[start]

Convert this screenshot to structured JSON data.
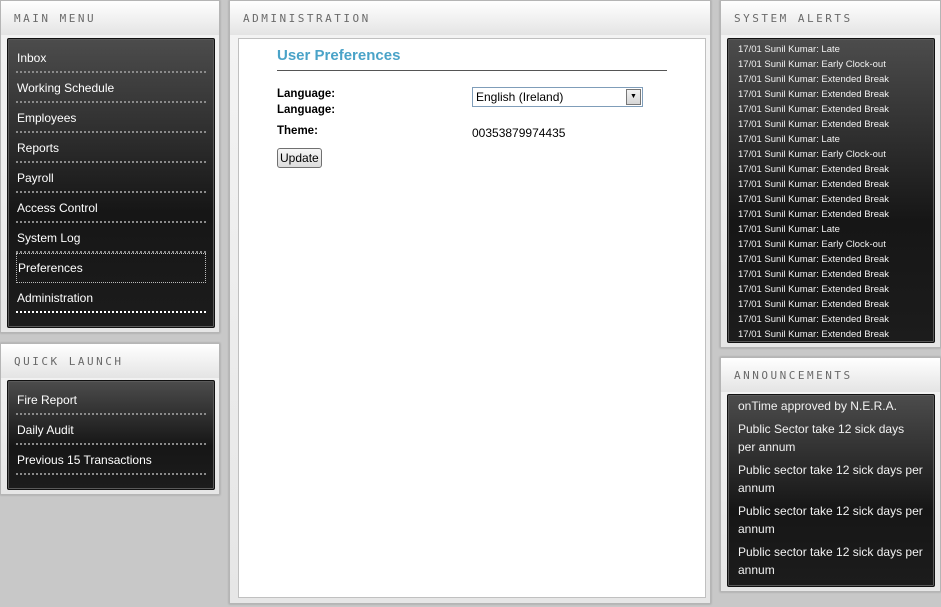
{
  "main_menu": {
    "title": "Main Menu",
    "items": [
      {
        "label": "Inbox"
      },
      {
        "label": "Working Schedule"
      },
      {
        "label": "Employees"
      },
      {
        "label": "Reports"
      },
      {
        "label": "Payroll"
      },
      {
        "label": "Access Control"
      },
      {
        "label": "System Log"
      },
      {
        "label": "Preferences"
      },
      {
        "label": "Administration"
      }
    ],
    "active_item": "Preferences"
  },
  "quick_launch": {
    "title": "Quick Launch",
    "items": [
      {
        "label": "Fire Report"
      },
      {
        "label": "Daily Audit"
      },
      {
        "label": "Previous 15 Transactions"
      }
    ]
  },
  "administration": {
    "title": "Administration",
    "heading": "User Preferences",
    "language_label_1": "Language:",
    "language_label_2": "Language:",
    "language_value": "English (Ireland)",
    "theme_label": "Theme:",
    "theme_value": "00353879974435",
    "update_label": "Update"
  },
  "system_alerts": {
    "title": "System Alerts",
    "items": [
      "17/01 Sunil Kumar: Late",
      "17/01 Sunil Kumar: Early Clock-out",
      "17/01 Sunil Kumar: Extended Break",
      "17/01 Sunil Kumar: Extended Break",
      "17/01 Sunil Kumar: Extended Break",
      "17/01 Sunil Kumar: Extended Break",
      "17/01 Sunil Kumar: Late",
      "17/01 Sunil Kumar: Early Clock-out",
      "17/01 Sunil Kumar: Extended Break",
      "17/01 Sunil Kumar: Extended Break",
      "17/01 Sunil Kumar: Extended Break",
      "17/01 Sunil Kumar: Extended Break",
      "17/01 Sunil Kumar: Late",
      "17/01 Sunil Kumar: Early Clock-out",
      "17/01 Sunil Kumar: Extended Break",
      "17/01 Sunil Kumar: Extended Break",
      "17/01 Sunil Kumar: Extended Break",
      "17/01 Sunil Kumar: Extended Break",
      "17/01 Sunil Kumar: Extended Break",
      "17/01 Sunil Kumar: Extended Break"
    ]
  },
  "announcements": {
    "title": "Announcements",
    "items": [
      "onTime approved by N.E.R.A.",
      "Public Sector take 12 sick days per annum",
      "Public sector take 12 sick days per annum",
      "Public sector take 12 sick days per annum",
      "Public sector take 12 sick days per annum"
    ]
  },
  "icons": {
    "dropdown": "chevron-down-icon"
  }
}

[end]

### Given instruction
Tally how many lines of the data include the word "days". Write the number and nothing else.

### Exercise result
4